Stated task: Look through the data below and count each line where the word "STEEL" appears. Reply with the count alone.

Information given:
_ _ _ _ _ _ _

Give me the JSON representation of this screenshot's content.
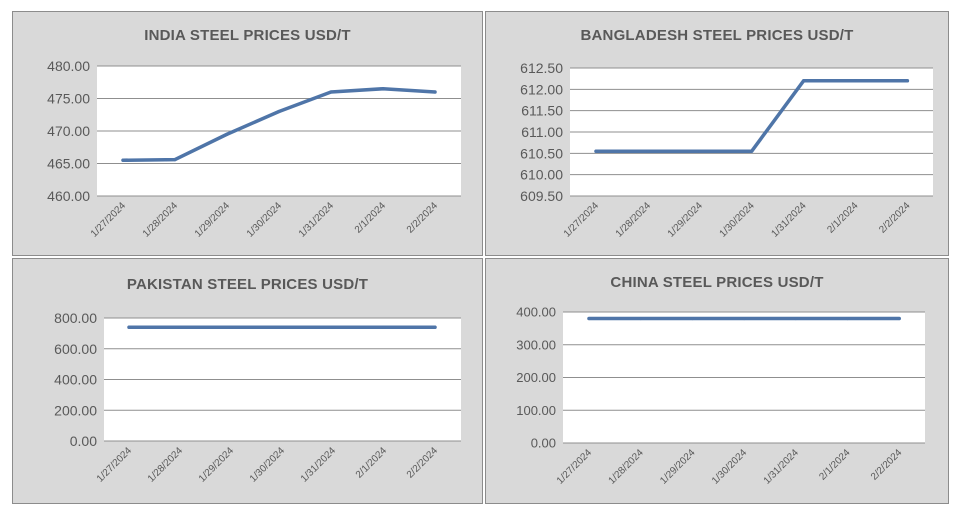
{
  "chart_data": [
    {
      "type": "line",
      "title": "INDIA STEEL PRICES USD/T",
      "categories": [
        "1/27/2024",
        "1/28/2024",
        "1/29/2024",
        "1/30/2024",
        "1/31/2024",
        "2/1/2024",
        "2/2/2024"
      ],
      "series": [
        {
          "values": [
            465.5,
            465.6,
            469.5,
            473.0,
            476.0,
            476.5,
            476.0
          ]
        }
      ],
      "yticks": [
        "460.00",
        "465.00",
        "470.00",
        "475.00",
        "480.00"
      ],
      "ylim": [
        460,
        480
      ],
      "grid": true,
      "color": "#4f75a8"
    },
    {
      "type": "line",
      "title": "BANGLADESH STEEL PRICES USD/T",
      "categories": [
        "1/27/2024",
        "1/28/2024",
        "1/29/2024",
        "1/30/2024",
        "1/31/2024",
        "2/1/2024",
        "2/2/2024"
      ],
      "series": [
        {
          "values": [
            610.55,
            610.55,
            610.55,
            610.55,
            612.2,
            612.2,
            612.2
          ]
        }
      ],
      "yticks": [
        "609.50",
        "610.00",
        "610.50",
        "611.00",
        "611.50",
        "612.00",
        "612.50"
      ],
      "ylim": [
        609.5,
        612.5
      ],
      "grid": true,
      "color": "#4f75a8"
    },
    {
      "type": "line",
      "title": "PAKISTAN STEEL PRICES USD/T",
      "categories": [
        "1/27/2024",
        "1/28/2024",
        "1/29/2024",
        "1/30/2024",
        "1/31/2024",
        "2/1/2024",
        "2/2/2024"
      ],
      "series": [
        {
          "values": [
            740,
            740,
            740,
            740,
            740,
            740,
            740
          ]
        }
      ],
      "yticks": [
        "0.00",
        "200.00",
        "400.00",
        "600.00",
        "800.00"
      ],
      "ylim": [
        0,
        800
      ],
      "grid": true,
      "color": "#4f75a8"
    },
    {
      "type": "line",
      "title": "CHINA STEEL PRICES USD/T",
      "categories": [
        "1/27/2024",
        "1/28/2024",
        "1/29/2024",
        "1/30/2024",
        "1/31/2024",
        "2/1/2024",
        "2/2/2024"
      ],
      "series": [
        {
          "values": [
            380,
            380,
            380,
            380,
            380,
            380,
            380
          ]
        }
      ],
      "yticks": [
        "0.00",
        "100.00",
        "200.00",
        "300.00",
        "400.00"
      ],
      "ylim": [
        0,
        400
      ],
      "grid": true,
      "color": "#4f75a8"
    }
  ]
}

_ _ _ _ _ _ _

Written response: 4